**RECORDS FOR THIS EXERCISE:**
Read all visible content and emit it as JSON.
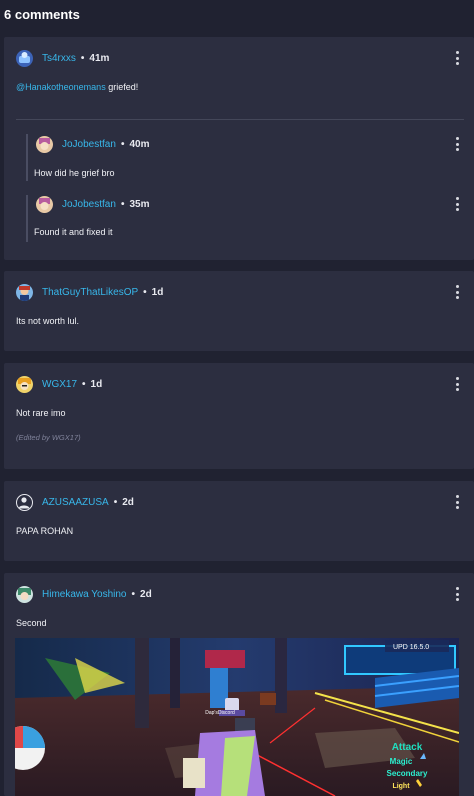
{
  "header": {
    "title": "6 comments"
  },
  "comments": [
    {
      "username": "Ts4rxxs",
      "time": "41m",
      "mention": "@Hanakotheonemans",
      "text": " griefed!",
      "replies": [
        {
          "username": "JoJobestfan",
          "time": "40m",
          "text": "How did he grief bro"
        },
        {
          "username": "JoJobestfan",
          "time": "35m",
          "text": "Found it and fixed it"
        }
      ]
    },
    {
      "username": "ThatGuyThatLikesOP",
      "time": "1d",
      "text": "Its not worth lul."
    },
    {
      "username": "WGX17",
      "time": "1d",
      "text": "Not rare imo",
      "edited": "(Edited by WGX17)"
    },
    {
      "username": "AZUSAAZUSA",
      "time": "2d",
      "text": "PAPA ROHAN"
    },
    {
      "username": "Himekawa Yoshino",
      "time": "2d",
      "text": "Second",
      "attachment": {
        "hud_top": "UPD 16.5.0",
        "player_tag": "Dap'sDiscord",
        "skills": [
          "Attack",
          "Magic",
          "Secondary",
          "Light"
        ]
      }
    }
  ],
  "separator": "•",
  "colors": {
    "background": "#202231",
    "card": "#2c2e40",
    "username": "#38b7ea"
  }
}
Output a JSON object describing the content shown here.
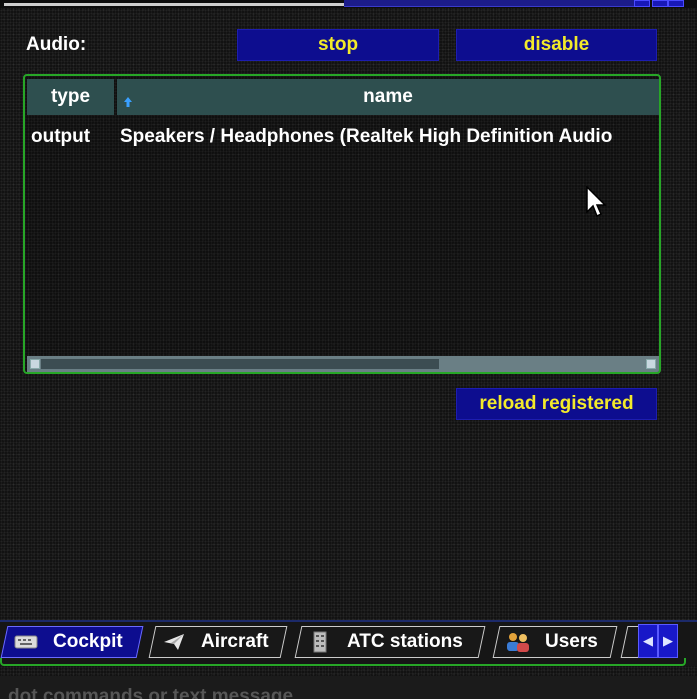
{
  "audio": {
    "label": "Audio:",
    "stop_label": "stop",
    "disable_label": "disable",
    "reload_label": "reload registered"
  },
  "table": {
    "columns": [
      "type",
      "name"
    ],
    "sorted_column": "name",
    "rows": [
      {
        "type": "output",
        "name": "Speakers / Headphones (Realtek High Definition Audio"
      }
    ]
  },
  "tabs": [
    {
      "label": "Cockpit",
      "icon": "keyboard-icon",
      "active": true
    },
    {
      "label": "Aircraft",
      "icon": "paper-plane-icon",
      "active": false
    },
    {
      "label": "ATC stations",
      "icon": "building-icon",
      "active": false
    },
    {
      "label": "Users",
      "icon": "users-icon",
      "active": false
    }
  ],
  "command_input": {
    "placeholder": "dot commands or text message"
  },
  "colors": {
    "button_bg": "#0d0d8f",
    "button_text": "#f2ea2a",
    "table_header_bg": "#2e4f4f",
    "frame_border": "#27a627",
    "background": "#121212"
  }
}
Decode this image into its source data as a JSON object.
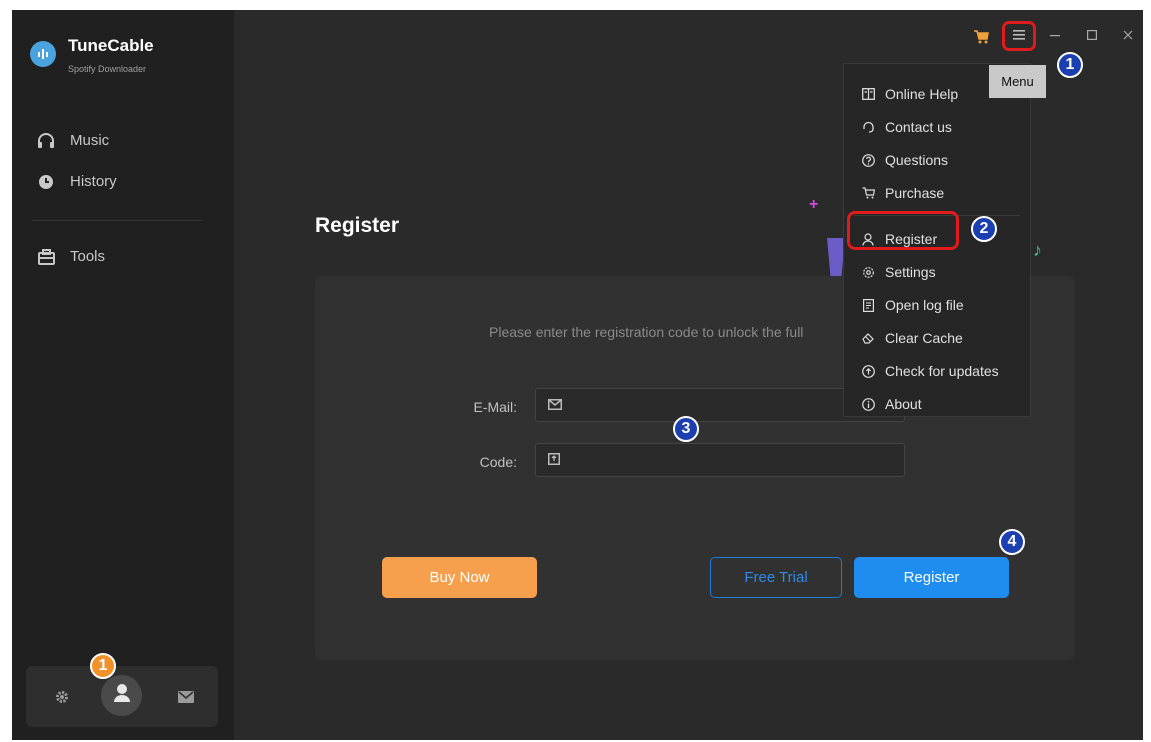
{
  "app": {
    "title": "TuneCable",
    "subtitle": "Spotify Downloader"
  },
  "sidebar": {
    "items": [
      {
        "label": "Music",
        "icon": "headphones-icon"
      },
      {
        "label": "History",
        "icon": "clock-icon"
      },
      {
        "label": "Tools",
        "icon": "toolbox-icon"
      }
    ]
  },
  "bottom_bar": {
    "icons": [
      "gear-icon",
      "user-icon",
      "mail-icon"
    ]
  },
  "titlebar": {
    "menu_tooltip": "Menu",
    "window_controls": [
      "minimize",
      "maximize",
      "close"
    ]
  },
  "menu": {
    "items": [
      {
        "label": "Online Help",
        "icon": "book-icon"
      },
      {
        "label": "Contact us",
        "icon": "headset-icon"
      },
      {
        "label": "Questions",
        "icon": "question-icon"
      },
      {
        "label": "Purchase",
        "icon": "cart-icon"
      },
      {
        "label": "Register",
        "icon": "user-icon"
      },
      {
        "label": "Settings",
        "icon": "gear-icon"
      },
      {
        "label": "Open log file",
        "icon": "file-icon"
      },
      {
        "label": "Clear Cache",
        "icon": "eraser-icon"
      },
      {
        "label": "Check for updates",
        "icon": "update-icon"
      },
      {
        "label": "About",
        "icon": "info-icon"
      }
    ]
  },
  "register": {
    "title": "Register",
    "instruction": "Please enter the registration code to unlock the full",
    "email_label": "E-Mail:",
    "email_value": "",
    "code_label": "Code:",
    "code_value": "",
    "buy_now": "Buy Now",
    "free_trial": "Free Trial",
    "register_button": "Register"
  },
  "annotations": {
    "badge_1": "1",
    "badge_2": "2",
    "badge_3": "3",
    "badge_4": "4",
    "badge_bottom": "1"
  },
  "colors": {
    "accent_blue": "#1f8df0",
    "accent_orange": "#f6a04d",
    "highlight_red": "#e01b1b"
  }
}
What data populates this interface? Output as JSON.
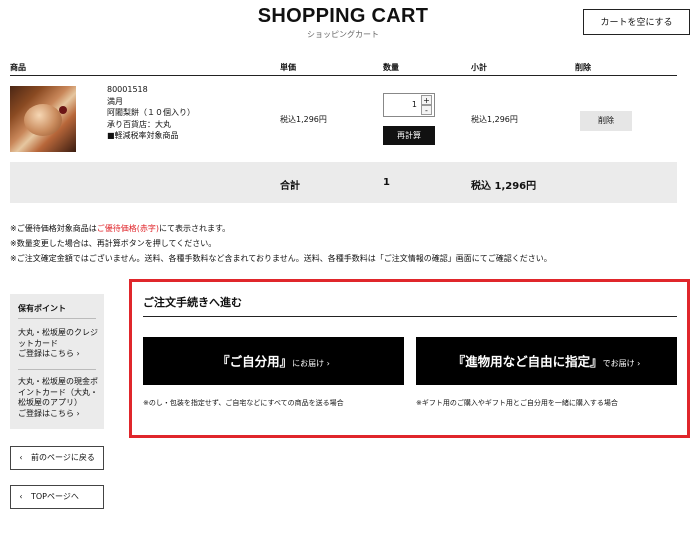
{
  "header": {
    "title": "SHOPPING CART",
    "subtitle": "ショッピングカート",
    "empty_cart_label": "カートを空にする"
  },
  "table": {
    "headers": {
      "product": "商品",
      "unit_price": "単価",
      "quantity": "数量",
      "subtotal": "小計",
      "delete": "削除"
    },
    "item": {
      "code": "80001518",
      "name": "満月",
      "description": "阿闍梨餅（１０個入り）",
      "store": "承り百貨店：大丸",
      "tax_note": "■軽減税率対象商品",
      "unit_price": "税込1,296円",
      "quantity": "1",
      "qty_up": "+",
      "qty_down": "-",
      "recalc_label": "再計算",
      "subtotal": "税込1,296円",
      "delete_label": "削除"
    },
    "total": {
      "label": "合計",
      "quantity": "1",
      "amount": "税込 1,296円"
    }
  },
  "notes": {
    "line1_a": "※ご優待価格対象商品は",
    "line1_red": "ご優待価格(赤字)",
    "line1_b": "にて表示されます。",
    "line2": "※数量変更した場合は、再計算ボタンを押してください。",
    "line3": "※ご注文確定金額ではございません。送料、各種手数料など含まれておりません。送料、各種手数料は「ご注文情報の確認」画面にてご確認ください。"
  },
  "sidebar": {
    "heading": "保有ポイント",
    "link1": [
      "大丸・松坂屋のクレジ",
      "ットカード",
      "ご登録はこちら ›"
    ],
    "link2": [
      "大丸・松坂屋の現金ポ",
      "イントカード（大丸・",
      "松坂屋のアプリ）",
      "ご登録はこちら ›"
    ]
  },
  "nav": {
    "back_label": "前のページに戻る",
    "top_label": "TOPページへ"
  },
  "procedure": {
    "title": "ご注文手続きへ進む",
    "self_big": "『ご自分用』",
    "self_small": "にお届け ›",
    "self_caption": "※のし・包装を指定せず、ご自宅などにすべての商品を送る場合",
    "gift_big": "『進物用など自由に指定』",
    "gift_small": "でお届け ›",
    "gift_caption": "※ギフト用のご購入やギフト用とご自分用を一緒に購入する場合"
  },
  "colors": {
    "accent_red": "#e0262b",
    "black": "#000000",
    "band_gray": "#ebebeb"
  }
}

**WHAT IS BEING ASKED:** Output the material word for word, omitting its pictures.

**RESULT:**
Read all visible content and emit it as JSON.
{
  "header": {
    "title": "6 comments"
  },
  "comments": [
    {
      "username": "Ts4rxxs",
      "time": "41m",
      "mention": "@Hanakotheonemans",
      "text": " griefed!",
      "replies": [
        {
          "username": "JoJobestfan",
          "time": "40m",
          "text": "How did he grief bro"
        },
        {
          "username": "JoJobestfan",
          "time": "35m",
          "text": "Found it and fixed it"
        }
      ]
    },
    {
      "username": "ThatGuyThatLikesOP",
      "time": "1d",
      "text": "Its not worth lul."
    },
    {
      "username": "WGX17",
      "time": "1d",
      "text": "Not rare imo",
      "edited": "(Edited by WGX17)"
    },
    {
      "username": "AZUSAAZUSA",
      "time": "2d",
      "text": "PAPA ROHAN"
    },
    {
      "username": "Himekawa Yoshino",
      "time": "2d",
      "text": "Second",
      "attachment": {
        "hud_top": "UPD 16.5.0",
        "player_tag": "Dap'sDiscord",
        "skills": [
          "Attack",
          "Magic",
          "Secondary",
          "Light"
        ]
      }
    }
  ],
  "separator": "•",
  "colors": {
    "background": "#202231",
    "card": "#2c2e40",
    "username": "#38b7ea"
  }
}
Output a JSON object describing the content shown here.
{
  "audio": {
    "label": "Audio:",
    "stop_label": "stop",
    "disable_label": "disable",
    "reload_label": "reload registered"
  },
  "table": {
    "columns": [
      "type",
      "name"
    ],
    "sorted_column": "name",
    "rows": [
      {
        "type": "output",
        "name": "Speakers / Headphones (Realtek High Definition Audio"
      }
    ]
  },
  "tabs": [
    {
      "label": "Cockpit",
      "icon": "keyboard-icon",
      "active": true
    },
    {
      "label": "Aircraft",
      "icon": "paper-plane-icon",
      "active": false
    },
    {
      "label": "ATC stations",
      "icon": "building-icon",
      "active": false
    },
    {
      "label": "Users",
      "icon": "users-icon",
      "active": false
    }
  ],
  "command_input": {
    "placeholder": "dot commands or text message"
  },
  "colors": {
    "button_bg": "#0d0d8f",
    "button_text": "#f2ea2a",
    "table_header_bg": "#2e4f4f",
    "frame_border": "#27a627",
    "background": "#121212"
  }
}
Decode this image into its source data as a JSON object.
{
  "app": {
    "title": "TuneCable",
    "subtitle": "Spotify Downloader"
  },
  "sidebar": {
    "items": [
      {
        "label": "Music",
        "icon": "headphones-icon"
      },
      {
        "label": "History",
        "icon": "clock-icon"
      },
      {
        "label": "Tools",
        "icon": "toolbox-icon"
      }
    ]
  },
  "bottom_bar": {
    "icons": [
      "gear-icon",
      "user-icon",
      "mail-icon"
    ]
  },
  "titlebar": {
    "menu_tooltip": "Menu",
    "window_controls": [
      "minimize",
      "maximize",
      "close"
    ]
  },
  "menu": {
    "items": [
      {
        "label": "Online Help",
        "icon": "book-icon"
      },
      {
        "label": "Contact us",
        "icon": "headset-icon"
      },
      {
        "label": "Questions",
        "icon": "question-icon"
      },
      {
        "label": "Purchase",
        "icon": "cart-icon"
      },
      {
        "label": "Register",
        "icon": "user-icon"
      },
      {
        "label": "Settings",
        "icon": "gear-icon"
      },
      {
        "label": "Open log file",
        "icon": "file-icon"
      },
      {
        "label": "Clear Cache",
        "icon": "eraser-icon"
      },
      {
        "label": "Check for updates",
        "icon": "update-icon"
      },
      {
        "label": "About",
        "icon": "info-icon"
      }
    ]
  },
  "register": {
    "title": "Register",
    "instruction": "Please enter the registration code to unlock the full",
    "email_label": "E-Mail:",
    "email_value": "",
    "code_label": "Code:",
    "code_value": "",
    "buy_now": "Buy Now",
    "free_trial": "Free Trial",
    "register_button": "Register"
  },
  "annotations": {
    "badge_1": "1",
    "badge_2": "2",
    "badge_3": "3",
    "badge_4": "4",
    "badge_bottom": "1"
  },
  "colors": {
    "accent_blue": "#1f8df0",
    "accent_orange": "#f6a04d",
    "highlight_red": "#e01b1b"
  }
}
What data populates this interface? Output as JSON.
{
  "header": {
    "title": "SHOPPING CART",
    "subtitle": "ショッピングカート",
    "empty_cart_label": "カートを空にする"
  },
  "table": {
    "headers": {
      "product": "商品",
      "unit_price": "単価",
      "quantity": "数量",
      "subtotal": "小計",
      "delete": "削除"
    },
    "item": {
      "code": "80001518",
      "name": "満月",
      "description": "阿闍梨餅（１０個入り）",
      "store": "承り百貨店：大丸",
      "tax_note": "■軽減税率対象商品",
      "unit_price": "税込1,296円",
      "quantity": "1",
      "qty_up": "+",
      "qty_down": "-",
      "recalc_label": "再計算",
      "subtotal": "税込1,296円",
      "delete_label": "削除"
    },
    "total": {
      "label": "合計",
      "quantity": "1",
      "amount": "税込 1,296円"
    }
  },
  "notes": {
    "line1_a": "※ご優待価格対象商品は",
    "line1_red": "ご優待価格(赤字)",
    "line1_b": "にて表示されます。",
    "line2": "※数量変更した場合は、再計算ボタンを押してください。",
    "line3": "※ご注文確定金額ではございません。送料、各種手数料など含まれておりません。送料、各種手数料は「ご注文情報の確認」画面にてご確認ください。"
  },
  "sidebar": {
    "heading": "保有ポイント",
    "link1": [
      "大丸・松坂屋のクレジ",
      "ットカード",
      "ご登録はこちら ›"
    ],
    "link2": [
      "大丸・松坂屋の現金ポ",
      "イントカード（大丸・",
      "松坂屋のアプリ）",
      "ご登録はこちら ›"
    ]
  },
  "nav": {
    "back_label": "前のページに戻る",
    "top_label": "TOPページへ"
  },
  "procedure": {
    "title": "ご注文手続きへ進む",
    "self_big": "『ご自分用』",
    "self_small": "にお届け ›",
    "self_caption": "※のし・包装を指定せず、ご自宅などにすべての商品を送る場合",
    "gift_big": "『進物用など自由に指定』",
    "gift_small": "でお届け ›",
    "gift_caption": "※ギフト用のご購入やギフト用とご自分用を一緒に購入する場合"
  },
  "colors": {
    "accent_red": "#e0262b",
    "black": "#000000",
    "band_gray": "#ebebeb"
  }
}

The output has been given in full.